_Instrucción_.
Reproduce sin cambios las líneas de los registros que van desde el comienzo hasta la línea con "connection-status: wl02719913 (75, 155, 144, 168)", incluida esta.

_Material_.
####

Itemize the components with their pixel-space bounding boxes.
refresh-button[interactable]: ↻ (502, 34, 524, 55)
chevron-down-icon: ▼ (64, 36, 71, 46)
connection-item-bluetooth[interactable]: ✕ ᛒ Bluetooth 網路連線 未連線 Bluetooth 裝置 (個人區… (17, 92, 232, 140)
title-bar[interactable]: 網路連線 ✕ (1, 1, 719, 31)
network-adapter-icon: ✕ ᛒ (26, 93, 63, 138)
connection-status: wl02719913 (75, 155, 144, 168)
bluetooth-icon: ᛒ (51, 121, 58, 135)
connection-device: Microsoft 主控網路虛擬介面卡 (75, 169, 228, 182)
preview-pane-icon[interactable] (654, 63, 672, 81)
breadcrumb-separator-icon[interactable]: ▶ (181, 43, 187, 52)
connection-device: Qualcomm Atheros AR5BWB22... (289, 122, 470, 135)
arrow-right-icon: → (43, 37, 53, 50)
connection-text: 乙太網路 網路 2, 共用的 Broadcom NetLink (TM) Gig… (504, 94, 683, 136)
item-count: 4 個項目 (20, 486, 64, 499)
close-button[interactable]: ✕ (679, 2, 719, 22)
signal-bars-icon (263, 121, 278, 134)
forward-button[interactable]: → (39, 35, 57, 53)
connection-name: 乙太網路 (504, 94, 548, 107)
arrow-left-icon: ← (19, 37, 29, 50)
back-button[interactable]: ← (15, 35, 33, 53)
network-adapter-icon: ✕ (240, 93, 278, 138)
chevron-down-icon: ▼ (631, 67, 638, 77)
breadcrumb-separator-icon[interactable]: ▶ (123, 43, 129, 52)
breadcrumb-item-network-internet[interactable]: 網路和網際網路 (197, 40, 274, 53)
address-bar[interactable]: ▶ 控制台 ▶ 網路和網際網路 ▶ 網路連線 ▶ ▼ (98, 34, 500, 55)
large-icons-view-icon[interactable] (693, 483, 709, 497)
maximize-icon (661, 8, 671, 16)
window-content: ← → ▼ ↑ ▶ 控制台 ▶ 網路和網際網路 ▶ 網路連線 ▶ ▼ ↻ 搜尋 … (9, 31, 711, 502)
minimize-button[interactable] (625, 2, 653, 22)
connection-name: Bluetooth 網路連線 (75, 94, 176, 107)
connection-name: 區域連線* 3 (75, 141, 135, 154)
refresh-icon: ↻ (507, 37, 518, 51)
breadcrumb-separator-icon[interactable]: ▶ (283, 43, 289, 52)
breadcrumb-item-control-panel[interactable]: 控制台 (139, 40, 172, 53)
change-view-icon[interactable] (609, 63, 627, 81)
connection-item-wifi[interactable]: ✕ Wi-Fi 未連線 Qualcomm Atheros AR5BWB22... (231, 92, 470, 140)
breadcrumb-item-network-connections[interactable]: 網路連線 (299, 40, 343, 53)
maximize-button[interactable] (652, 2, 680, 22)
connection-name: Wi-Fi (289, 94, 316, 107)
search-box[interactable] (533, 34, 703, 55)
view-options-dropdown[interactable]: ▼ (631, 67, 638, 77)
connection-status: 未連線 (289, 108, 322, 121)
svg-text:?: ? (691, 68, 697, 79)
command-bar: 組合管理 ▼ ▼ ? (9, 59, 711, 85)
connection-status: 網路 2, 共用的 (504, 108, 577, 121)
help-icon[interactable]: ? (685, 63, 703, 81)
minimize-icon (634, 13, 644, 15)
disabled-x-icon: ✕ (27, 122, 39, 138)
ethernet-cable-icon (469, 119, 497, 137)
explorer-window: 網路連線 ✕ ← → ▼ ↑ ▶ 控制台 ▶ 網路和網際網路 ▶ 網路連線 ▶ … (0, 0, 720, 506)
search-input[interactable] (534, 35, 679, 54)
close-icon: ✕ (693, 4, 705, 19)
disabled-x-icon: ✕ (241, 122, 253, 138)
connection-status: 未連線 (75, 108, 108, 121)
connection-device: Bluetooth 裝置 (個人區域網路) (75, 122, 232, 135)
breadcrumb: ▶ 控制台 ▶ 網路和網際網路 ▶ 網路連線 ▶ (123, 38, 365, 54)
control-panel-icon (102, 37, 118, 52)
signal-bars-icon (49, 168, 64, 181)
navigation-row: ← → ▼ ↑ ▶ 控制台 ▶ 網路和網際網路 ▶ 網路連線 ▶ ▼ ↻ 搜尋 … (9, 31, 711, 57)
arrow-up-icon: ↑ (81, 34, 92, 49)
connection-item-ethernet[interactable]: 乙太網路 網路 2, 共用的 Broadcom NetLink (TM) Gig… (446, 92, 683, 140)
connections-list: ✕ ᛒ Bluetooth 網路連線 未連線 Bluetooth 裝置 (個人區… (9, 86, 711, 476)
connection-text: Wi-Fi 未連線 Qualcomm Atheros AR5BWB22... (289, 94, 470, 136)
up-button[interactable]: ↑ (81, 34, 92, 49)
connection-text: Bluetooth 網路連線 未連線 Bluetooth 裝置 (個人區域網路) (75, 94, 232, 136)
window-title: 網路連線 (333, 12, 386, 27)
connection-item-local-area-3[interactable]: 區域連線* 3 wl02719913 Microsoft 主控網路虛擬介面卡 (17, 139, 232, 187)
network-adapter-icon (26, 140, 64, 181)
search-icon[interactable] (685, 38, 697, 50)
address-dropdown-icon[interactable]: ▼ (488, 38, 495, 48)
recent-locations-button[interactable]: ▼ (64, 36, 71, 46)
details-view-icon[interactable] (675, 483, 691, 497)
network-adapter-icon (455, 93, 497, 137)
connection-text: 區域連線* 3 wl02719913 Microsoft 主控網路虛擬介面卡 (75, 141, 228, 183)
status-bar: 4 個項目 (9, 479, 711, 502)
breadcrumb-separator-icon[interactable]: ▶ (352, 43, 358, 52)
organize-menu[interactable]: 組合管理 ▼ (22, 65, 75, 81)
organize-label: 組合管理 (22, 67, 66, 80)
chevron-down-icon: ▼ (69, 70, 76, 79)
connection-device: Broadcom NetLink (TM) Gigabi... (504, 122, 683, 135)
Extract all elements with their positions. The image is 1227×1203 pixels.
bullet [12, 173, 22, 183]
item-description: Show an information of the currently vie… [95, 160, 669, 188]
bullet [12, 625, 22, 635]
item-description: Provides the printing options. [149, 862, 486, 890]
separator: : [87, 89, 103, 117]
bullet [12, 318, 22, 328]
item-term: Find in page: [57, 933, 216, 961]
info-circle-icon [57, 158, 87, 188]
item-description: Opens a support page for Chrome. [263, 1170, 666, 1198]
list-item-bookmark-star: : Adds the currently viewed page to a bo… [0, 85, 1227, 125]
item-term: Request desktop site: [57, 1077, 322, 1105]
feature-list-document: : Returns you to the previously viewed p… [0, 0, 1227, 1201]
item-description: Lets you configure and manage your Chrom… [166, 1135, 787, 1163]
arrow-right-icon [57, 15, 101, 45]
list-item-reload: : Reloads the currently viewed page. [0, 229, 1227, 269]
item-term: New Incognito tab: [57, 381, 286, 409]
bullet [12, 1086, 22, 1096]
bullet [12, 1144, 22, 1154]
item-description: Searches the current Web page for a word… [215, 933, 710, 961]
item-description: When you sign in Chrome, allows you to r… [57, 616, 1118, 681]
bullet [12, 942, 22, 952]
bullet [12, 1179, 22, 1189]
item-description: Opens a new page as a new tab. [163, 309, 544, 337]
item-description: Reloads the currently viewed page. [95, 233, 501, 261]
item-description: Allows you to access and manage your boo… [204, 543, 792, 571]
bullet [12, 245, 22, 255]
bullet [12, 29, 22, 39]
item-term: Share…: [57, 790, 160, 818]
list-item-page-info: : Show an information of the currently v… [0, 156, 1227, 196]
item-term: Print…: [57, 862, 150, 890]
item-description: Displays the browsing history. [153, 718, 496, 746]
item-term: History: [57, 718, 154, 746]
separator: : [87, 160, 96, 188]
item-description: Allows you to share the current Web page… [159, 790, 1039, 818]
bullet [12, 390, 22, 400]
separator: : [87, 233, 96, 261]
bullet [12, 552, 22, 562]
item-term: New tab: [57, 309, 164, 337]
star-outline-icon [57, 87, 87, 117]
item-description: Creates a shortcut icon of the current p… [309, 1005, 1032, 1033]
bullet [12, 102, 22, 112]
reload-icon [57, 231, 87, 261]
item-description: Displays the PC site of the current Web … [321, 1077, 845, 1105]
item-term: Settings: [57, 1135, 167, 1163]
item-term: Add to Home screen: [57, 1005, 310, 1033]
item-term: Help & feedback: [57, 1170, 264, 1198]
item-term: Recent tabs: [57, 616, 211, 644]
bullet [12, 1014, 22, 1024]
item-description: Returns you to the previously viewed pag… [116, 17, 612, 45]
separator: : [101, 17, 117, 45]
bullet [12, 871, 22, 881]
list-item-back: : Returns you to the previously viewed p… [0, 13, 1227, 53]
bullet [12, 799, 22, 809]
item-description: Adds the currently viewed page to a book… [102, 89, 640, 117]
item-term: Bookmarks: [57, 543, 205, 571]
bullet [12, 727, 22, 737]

####

_Solución_.
Itemize the components with their pixel-space bounding boxes.
refresh-button[interactable]: ↻ (502, 34, 524, 55)
chevron-down-icon: ▼ (64, 36, 71, 46)
connection-item-bluetooth[interactable]: ✕ ᛒ Bluetooth 網路連線 未連線 Bluetooth 裝置 (個人區… (17, 92, 232, 140)
title-bar[interactable]: 網路連線 ✕ (1, 1, 719, 31)
network-adapter-icon: ✕ ᛒ (26, 93, 63, 138)
connection-status: wl02719913 (75, 155, 144, 168)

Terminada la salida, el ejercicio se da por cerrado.